Listed records start

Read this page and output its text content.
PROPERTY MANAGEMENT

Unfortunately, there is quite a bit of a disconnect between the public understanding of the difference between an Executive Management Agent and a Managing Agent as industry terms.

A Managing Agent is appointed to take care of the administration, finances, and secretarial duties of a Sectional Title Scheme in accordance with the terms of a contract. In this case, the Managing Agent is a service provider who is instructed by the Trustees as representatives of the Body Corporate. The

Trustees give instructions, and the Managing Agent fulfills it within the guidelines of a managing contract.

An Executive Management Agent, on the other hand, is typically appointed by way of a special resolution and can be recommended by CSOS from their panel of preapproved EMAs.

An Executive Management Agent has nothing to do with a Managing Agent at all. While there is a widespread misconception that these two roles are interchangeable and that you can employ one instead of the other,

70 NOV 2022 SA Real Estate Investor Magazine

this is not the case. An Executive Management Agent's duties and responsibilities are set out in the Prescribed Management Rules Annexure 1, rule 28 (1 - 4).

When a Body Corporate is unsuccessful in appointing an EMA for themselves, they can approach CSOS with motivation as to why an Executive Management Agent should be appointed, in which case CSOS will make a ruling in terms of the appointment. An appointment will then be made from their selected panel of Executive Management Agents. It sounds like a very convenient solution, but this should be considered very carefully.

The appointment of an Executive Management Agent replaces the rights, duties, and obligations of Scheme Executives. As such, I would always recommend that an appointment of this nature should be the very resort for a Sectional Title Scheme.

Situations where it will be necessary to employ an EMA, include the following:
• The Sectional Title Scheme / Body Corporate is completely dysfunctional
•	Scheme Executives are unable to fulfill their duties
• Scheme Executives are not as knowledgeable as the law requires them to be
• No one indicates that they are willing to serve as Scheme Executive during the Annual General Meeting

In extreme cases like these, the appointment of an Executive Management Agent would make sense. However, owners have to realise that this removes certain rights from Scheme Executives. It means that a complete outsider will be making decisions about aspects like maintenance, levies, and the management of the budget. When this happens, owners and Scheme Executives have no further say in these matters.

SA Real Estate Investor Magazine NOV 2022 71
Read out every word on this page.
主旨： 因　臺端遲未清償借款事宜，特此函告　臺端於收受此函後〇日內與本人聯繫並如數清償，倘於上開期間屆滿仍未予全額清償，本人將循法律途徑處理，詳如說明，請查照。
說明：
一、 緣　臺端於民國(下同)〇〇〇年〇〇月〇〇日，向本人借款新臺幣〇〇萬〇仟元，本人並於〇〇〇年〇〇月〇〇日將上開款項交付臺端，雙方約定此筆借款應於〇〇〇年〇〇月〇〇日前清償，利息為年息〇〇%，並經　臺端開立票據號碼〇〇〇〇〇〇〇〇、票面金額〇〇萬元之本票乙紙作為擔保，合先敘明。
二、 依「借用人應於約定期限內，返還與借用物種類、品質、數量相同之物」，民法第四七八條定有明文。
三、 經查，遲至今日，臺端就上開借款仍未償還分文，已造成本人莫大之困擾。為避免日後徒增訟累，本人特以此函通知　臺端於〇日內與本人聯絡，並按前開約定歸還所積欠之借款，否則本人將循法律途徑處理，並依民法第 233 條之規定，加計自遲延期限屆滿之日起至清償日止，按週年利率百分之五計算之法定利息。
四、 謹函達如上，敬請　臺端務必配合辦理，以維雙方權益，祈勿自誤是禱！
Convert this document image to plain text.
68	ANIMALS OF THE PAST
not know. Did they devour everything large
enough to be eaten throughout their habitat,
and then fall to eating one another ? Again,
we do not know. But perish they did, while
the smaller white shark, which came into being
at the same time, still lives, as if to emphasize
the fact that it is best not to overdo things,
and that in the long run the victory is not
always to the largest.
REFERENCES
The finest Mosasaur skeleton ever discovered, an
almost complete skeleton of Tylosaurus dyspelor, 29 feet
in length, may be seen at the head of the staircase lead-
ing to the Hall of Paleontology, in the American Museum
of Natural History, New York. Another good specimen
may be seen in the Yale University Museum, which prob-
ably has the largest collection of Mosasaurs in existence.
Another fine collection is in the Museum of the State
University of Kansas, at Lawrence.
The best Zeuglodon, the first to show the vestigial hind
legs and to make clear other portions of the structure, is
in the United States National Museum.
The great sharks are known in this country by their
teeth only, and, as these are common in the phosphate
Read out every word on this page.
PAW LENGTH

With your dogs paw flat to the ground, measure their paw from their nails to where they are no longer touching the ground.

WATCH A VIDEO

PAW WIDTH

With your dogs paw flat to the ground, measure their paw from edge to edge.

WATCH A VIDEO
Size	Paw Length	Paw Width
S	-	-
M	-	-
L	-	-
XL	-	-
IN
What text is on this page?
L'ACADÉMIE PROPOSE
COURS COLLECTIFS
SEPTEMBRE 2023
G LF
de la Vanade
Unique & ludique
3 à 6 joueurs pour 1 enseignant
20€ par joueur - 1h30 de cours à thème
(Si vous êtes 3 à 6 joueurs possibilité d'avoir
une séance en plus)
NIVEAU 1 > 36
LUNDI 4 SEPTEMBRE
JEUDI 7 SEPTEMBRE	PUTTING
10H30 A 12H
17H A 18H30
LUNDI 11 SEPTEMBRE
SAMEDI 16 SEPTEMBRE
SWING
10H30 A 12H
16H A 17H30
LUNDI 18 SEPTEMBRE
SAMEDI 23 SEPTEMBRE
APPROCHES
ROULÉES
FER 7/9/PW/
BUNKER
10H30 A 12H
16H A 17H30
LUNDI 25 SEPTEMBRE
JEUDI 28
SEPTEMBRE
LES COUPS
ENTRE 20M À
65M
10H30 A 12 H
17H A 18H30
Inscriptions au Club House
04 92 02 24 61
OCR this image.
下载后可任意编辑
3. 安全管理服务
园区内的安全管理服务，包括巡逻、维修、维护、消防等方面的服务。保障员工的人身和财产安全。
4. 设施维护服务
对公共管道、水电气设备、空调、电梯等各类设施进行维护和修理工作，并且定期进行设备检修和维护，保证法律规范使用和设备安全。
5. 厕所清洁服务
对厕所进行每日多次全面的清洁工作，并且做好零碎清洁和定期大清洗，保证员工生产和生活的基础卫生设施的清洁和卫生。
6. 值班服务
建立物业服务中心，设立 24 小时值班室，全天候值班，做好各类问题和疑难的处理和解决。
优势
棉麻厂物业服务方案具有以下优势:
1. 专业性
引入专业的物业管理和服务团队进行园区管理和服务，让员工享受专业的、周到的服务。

Listed records end

> _Exercise prompt_:
Give an exact copy of all the data shown above.

> _Final result_:
Read this page and output its text content.
PROPERTY MANAGEMENT

Unfortunately, there is quite a bit of a disconnect between the public understanding of the difference between an Executive Management Agent and a Managing Agent as industry terms.

A Managing Agent is appointed to take care of the administration, finances, and secretarial duties of a Sectional Title Scheme in accordance with the terms of a contract. In this case, the Managing Agent is a service provider who is instructed by the Trustees as representatives of the Body Corporate. The

Trustees give instructions, and the Managing Agent fulfills it within the guidelines of a managing contract.

An Executive Management Agent, on the other hand, is typically appointed by way of a special resolution and can be recommended by CSOS from their panel of preapproved EMAs.

An Executive Management Agent has nothing to do with a Managing Agent at all. While there is a widespread misconception that these two roles are interchangeable and that you can employ one instead of the other,

70 NOV 2022 SA Real Estate Investor Magazine

this is not the case. An Executive Management Agent's duties and responsibilities are set out in the Prescribed Management Rules Annexure 1, rule 28 (1 - 4).

When a Body Corporate is unsuccessful in appointing an EMA for themselves, they can approach CSOS with motivation as to why an Executive Management Agent should be appointed, in which case CSOS will make a ruling in terms of the appointment. An appointment will then be made from their selected panel of Executive Management Agents. It sounds like a very convenient solution, but this should be considered very carefully.

The appointment of an Executive Management Agent replaces the rights, duties, and obligations of Scheme Executives. As such, I would always recommend that an appointment of this nature should be the very resort for a Sectional Title Scheme.

Situations where it will be necessary to employ an EMA, include the following:
• The Sectional Title Scheme / Body Corporate is completely dysfunctional
•	Scheme Executives are unable to fulfill their duties
• Scheme Executives are not as knowledgeable as the law requires them to be
• No one indicates that they are willing to serve as Scheme Executive during the Annual General Meeting

In extreme cases like these, the appointment of an Executive Management Agent would make sense. However, owners have to realise that this removes certain rights from Scheme Executives. It means that a complete outsider will be making decisions about aspects like maintenance, levies, and the management of the budget. When this happens, owners and Scheme Executives have no further say in these matters.

SA Real Estate Investor Magazine NOV 2022 71
Read out every word on this page.
主旨： 因　臺端遲未清償借款事宜，特此函告　臺端於收受此函後〇日內與本人聯繫並如數清償，倘於上開期間屆滿仍未予全額清償，本人將循法律途徑處理，詳如說明，請查照。
說明：
一、 緣　臺端於民國(下同)〇〇〇年〇〇月〇〇日，向本人借款新臺幣〇〇萬〇仟元，本人並於〇〇〇年〇〇月〇〇日將上開款項交付臺端，雙方約定此筆借款應於〇〇〇年〇〇月〇〇日前清償，利息為年息〇〇%，並經　臺端開立票據號碼〇〇〇〇〇〇〇〇、票面金額〇〇萬元之本票乙紙作為擔保，合先敘明。
二、 依「借用人應於約定期限內，返還與借用物種類、品質、數量相同之物」，民法第四七八條定有明文。
三、 經查，遲至今日，臺端就上開借款仍未償還分文，已造成本人莫大之困擾。為避免日後徒增訟累，本人特以此函通知　臺端於〇日內與本人聯絡，並按前開約定歸還所積欠之借款，否則本人將循法律途徑處理，並依民法第 233 條之規定，加計自遲延期限屆滿之日起至清償日止，按週年利率百分之五計算之法定利息。
四、 謹函達如上，敬請　臺端務必配合辦理，以維雙方權益，祈勿自誤是禱！
Convert this document image to plain text.
68	ANIMALS OF THE PAST
not know. Did they devour everything large
enough to be eaten throughout their habitat,
and then fall to eating one another ? Again,
we do not know. But perish they did, while
the smaller white shark, which came into being
at the same time, still lives, as if to emphasize
the fact that it is best not to overdo things,
and that in the long run the victory is not
always to the largest.
REFERENCES
The finest Mosasaur skeleton ever discovered, an
almost complete skeleton of Tylosaurus dyspelor, 29 feet
in length, may be seen at the head of the staircase lead-
ing to the Hall of Paleontology, in the American Museum
of Natural History, New York. Another good specimen
may be seen in the Yale University Museum, which prob-
ably has the largest collection of Mosasaurs in existence.
Another fine collection is in the Museum of the State
University of Kansas, at Lawrence.
The best Zeuglodon, the first to show the vestigial hind
legs and to make clear other portions of the structure, is
in the United States National Museum.
The great sharks are known in this country by their
teeth only, and, as these are common in the phosphate
Read out every word on this page.
PAW LENGTH

With your dogs paw flat to the ground, measure their paw from their nails to where they are no longer touching the ground.

WATCH A VIDEO

PAW WIDTH

With your dogs paw flat to the ground, measure their paw from edge to edge.

WATCH A VIDEO
Size	Paw Length	Paw Width
S	-	-
M	-	-
L	-	-
XL	-	-
IN
What text is on this page?
L'ACADÉMIE PROPOSE
COURS COLLECTIFS
SEPTEMBRE 2023
G LF
de la Vanade
Unique & ludique
3 à 6 joueurs pour 1 enseignant
20€ par joueur - 1h30 de cours à thème
(Si vous êtes 3 à 6 joueurs possibilité d'avoir
une séance en plus)
NIVEAU 1 > 36
LUNDI 4 SEPTEMBRE
JEUDI 7 SEPTEMBRE	PUTTING
10H30 A 12H
17H A 18H30
LUNDI 11 SEPTEMBRE
SAMEDI 16 SEPTEMBRE
SWING
10H30 A 12H
16H A 17H30
LUNDI 18 SEPTEMBRE
SAMEDI 23 SEPTEMBRE
APPROCHES
ROULÉES
FER 7/9/PW/
BUNKER
10H30 A 12H
16H A 17H30
LUNDI 25 SEPTEMBRE
JEUDI 28
SEPTEMBRE
LES COUPS
ENTRE 20M À
65M
10H30 A 12 H
17H A 18H30
Inscriptions au Club House
04 92 02 24 61
OCR this image.
下载后可任意编辑
3. 安全管理服务
园区内的安全管理服务，包括巡逻、维修、维护、消防等方面的服务。保障员工的人身和财产安全。
4. 设施维护服务
对公共管道、水电气设备、空调、电梯等各类设施进行维护和修理工作，并且定期进行设备检修和维护，保证法律规范使用和设备安全。
5. 厕所清洁服务
对厕所进行每日多次全面的清洁工作，并且做好零碎清洁和定期大清洗，保证员工生产和生活的基础卫生设施的清洁和卫生。
6. 值班服务
建立物业服务中心，设立 24 小时值班室，全天候值班，做好各类问题和疑难的处理和解决。
优势
棉麻厂物业服务方案具有以下优势:
1. 专业性
引入专业的物业管理和服务团队进行园区管理和服务，让员工享受专业的、周到的服务。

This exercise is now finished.